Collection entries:
┄┄┄┄┄┄

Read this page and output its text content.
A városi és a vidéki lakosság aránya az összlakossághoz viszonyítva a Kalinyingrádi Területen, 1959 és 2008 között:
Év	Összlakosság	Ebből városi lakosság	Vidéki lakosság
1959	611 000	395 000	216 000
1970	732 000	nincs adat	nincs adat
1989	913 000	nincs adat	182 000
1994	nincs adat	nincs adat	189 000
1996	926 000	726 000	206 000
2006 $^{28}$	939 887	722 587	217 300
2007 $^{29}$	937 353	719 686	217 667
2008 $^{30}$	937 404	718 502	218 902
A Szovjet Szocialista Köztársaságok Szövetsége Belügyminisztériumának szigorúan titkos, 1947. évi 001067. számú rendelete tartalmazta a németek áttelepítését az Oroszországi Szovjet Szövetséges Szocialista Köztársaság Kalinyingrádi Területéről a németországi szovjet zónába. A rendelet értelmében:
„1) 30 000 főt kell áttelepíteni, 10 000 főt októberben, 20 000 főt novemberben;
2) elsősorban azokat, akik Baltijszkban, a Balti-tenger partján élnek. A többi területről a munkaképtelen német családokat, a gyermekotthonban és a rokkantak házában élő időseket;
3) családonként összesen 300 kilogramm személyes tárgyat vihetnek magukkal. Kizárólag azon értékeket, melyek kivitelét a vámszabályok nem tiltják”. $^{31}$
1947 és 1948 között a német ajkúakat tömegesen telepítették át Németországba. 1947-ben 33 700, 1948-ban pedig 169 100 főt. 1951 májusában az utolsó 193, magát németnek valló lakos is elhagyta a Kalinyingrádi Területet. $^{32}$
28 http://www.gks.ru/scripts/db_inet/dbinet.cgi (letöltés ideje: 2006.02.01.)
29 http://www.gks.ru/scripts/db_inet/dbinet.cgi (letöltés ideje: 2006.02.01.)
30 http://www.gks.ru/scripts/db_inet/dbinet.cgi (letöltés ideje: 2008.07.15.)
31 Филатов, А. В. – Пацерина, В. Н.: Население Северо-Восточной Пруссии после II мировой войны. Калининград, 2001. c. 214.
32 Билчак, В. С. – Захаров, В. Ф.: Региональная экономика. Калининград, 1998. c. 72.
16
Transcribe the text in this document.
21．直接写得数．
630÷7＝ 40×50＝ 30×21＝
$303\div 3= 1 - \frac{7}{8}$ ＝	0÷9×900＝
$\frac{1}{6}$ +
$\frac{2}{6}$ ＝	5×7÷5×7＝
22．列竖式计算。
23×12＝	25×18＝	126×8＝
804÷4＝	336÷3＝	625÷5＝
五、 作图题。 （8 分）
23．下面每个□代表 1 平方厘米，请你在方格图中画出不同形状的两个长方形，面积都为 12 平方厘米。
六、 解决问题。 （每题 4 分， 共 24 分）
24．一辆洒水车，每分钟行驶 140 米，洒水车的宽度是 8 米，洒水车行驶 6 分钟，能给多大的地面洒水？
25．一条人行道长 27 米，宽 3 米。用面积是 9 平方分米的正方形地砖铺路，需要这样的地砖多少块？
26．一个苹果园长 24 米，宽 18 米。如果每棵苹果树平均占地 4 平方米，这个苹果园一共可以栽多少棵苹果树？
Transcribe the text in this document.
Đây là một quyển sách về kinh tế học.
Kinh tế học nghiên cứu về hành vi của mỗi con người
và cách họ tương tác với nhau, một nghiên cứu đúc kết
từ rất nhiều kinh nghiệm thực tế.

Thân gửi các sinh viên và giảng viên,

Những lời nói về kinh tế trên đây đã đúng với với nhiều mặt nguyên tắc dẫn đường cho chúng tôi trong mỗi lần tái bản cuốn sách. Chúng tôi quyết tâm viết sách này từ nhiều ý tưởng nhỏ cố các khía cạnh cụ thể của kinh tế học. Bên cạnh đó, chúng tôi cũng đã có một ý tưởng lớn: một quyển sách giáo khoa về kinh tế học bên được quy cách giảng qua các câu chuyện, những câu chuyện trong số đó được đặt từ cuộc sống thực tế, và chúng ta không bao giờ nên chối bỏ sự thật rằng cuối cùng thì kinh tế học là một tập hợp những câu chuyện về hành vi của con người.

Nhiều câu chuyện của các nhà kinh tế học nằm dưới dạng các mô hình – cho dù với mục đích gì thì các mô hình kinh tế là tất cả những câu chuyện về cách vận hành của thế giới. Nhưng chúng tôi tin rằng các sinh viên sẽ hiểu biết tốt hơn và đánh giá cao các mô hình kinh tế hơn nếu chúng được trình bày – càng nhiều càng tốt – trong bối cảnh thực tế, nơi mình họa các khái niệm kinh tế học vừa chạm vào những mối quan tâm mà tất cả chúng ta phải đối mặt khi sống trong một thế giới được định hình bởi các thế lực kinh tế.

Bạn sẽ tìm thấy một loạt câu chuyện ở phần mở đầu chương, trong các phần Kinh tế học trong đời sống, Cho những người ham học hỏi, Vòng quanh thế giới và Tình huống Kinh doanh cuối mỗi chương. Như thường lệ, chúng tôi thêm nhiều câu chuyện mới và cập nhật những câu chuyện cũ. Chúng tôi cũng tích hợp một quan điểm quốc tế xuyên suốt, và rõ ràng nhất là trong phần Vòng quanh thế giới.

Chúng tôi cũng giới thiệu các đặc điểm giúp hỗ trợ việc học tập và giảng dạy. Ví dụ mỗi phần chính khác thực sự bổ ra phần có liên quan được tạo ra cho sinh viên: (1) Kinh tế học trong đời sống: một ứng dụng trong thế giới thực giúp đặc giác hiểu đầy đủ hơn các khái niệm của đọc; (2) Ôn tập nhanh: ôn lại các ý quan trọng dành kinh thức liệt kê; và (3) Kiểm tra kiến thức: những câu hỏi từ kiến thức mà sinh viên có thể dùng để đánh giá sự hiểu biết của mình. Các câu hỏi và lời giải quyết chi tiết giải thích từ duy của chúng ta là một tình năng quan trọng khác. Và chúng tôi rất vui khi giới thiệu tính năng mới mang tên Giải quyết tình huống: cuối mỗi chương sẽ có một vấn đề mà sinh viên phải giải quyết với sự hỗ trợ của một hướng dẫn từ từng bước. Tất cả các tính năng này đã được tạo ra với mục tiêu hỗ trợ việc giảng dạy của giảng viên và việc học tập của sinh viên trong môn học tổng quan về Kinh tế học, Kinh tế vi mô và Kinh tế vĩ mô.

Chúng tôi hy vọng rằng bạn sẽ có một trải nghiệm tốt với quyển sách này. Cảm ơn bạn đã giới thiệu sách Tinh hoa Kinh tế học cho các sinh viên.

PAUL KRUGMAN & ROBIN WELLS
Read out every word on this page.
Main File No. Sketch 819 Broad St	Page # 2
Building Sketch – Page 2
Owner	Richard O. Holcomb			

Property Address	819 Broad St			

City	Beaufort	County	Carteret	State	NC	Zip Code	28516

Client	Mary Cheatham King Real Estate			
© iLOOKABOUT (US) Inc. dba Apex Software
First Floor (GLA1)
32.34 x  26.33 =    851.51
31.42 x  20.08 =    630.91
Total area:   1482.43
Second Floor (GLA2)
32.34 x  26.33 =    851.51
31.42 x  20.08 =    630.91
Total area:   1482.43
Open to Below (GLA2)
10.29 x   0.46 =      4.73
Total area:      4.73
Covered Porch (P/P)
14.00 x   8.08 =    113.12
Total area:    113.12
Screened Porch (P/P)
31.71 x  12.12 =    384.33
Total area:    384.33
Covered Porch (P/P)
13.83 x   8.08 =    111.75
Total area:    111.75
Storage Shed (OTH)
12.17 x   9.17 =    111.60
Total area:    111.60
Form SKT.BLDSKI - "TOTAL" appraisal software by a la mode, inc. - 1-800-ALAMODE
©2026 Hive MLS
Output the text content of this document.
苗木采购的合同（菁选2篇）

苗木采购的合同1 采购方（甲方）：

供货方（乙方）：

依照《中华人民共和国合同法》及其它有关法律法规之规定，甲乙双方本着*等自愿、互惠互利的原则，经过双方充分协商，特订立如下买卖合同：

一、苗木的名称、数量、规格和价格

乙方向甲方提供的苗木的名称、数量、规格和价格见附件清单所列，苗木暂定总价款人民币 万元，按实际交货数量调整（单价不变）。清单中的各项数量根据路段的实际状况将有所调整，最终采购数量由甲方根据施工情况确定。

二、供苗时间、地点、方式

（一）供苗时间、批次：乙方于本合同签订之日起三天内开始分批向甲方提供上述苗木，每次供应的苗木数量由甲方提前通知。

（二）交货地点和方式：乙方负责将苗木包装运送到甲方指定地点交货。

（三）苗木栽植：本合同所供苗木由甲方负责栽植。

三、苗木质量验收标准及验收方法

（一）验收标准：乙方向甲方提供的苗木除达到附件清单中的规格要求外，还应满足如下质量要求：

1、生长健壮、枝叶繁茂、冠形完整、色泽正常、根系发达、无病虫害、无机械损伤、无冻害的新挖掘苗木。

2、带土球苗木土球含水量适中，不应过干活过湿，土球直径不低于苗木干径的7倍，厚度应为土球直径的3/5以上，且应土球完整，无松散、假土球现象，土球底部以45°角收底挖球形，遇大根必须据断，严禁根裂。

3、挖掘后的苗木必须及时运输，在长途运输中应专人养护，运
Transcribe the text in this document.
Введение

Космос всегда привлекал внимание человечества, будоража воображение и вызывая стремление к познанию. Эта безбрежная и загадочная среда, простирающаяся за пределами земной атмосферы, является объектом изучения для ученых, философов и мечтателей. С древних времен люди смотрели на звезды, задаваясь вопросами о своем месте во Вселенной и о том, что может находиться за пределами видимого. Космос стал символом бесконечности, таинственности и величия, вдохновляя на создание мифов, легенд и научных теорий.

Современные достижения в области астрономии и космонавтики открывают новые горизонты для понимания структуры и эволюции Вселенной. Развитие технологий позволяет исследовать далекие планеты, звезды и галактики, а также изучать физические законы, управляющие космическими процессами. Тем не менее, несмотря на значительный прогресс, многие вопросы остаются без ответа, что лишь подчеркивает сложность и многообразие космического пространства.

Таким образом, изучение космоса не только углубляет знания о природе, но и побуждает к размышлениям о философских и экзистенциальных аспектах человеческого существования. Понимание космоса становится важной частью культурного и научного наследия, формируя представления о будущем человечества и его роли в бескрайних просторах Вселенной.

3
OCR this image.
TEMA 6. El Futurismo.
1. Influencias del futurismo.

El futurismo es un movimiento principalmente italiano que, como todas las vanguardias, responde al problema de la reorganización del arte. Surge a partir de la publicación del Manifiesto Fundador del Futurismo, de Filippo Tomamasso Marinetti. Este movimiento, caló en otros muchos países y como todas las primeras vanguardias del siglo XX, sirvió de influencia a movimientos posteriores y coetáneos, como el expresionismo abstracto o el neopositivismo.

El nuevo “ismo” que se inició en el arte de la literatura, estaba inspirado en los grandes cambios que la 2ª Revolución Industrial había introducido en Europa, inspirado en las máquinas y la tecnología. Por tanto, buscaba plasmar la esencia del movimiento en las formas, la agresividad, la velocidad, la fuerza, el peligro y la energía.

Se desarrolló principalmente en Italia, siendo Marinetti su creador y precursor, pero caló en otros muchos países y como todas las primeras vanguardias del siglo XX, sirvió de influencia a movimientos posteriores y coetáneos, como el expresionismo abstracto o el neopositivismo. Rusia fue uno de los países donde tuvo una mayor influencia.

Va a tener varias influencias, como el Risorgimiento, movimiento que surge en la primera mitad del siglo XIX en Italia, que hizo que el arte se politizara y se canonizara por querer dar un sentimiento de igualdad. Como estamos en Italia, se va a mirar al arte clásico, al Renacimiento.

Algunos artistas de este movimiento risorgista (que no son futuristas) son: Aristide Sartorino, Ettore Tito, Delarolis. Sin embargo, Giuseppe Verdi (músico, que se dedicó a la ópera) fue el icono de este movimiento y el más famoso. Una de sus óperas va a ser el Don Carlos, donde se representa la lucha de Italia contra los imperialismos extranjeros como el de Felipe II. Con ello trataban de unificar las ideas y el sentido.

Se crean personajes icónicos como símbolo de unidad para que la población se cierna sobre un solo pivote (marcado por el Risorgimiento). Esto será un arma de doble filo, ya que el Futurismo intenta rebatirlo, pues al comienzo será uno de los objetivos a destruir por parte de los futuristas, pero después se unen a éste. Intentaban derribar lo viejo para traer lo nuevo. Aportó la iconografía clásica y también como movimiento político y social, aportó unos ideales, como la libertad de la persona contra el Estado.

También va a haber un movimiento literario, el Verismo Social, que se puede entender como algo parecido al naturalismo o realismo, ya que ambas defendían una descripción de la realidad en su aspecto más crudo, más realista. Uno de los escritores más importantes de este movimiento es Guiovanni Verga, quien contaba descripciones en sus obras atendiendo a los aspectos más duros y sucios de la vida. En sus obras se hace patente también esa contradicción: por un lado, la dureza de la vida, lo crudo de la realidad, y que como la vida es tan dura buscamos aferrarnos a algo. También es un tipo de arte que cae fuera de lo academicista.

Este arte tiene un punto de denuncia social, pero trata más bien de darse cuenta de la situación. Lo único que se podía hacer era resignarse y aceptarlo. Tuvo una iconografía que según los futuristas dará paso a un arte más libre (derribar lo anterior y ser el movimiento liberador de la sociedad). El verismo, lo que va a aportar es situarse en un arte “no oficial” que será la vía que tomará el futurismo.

┄┄┄┄┄┄

• _Stated exercise_
Copy out each line in the listing that has the word "Broad".

• _Result of this task_
Main File No. Sketch 819 Broad St	Page # 2
Property Address	819 Broad St			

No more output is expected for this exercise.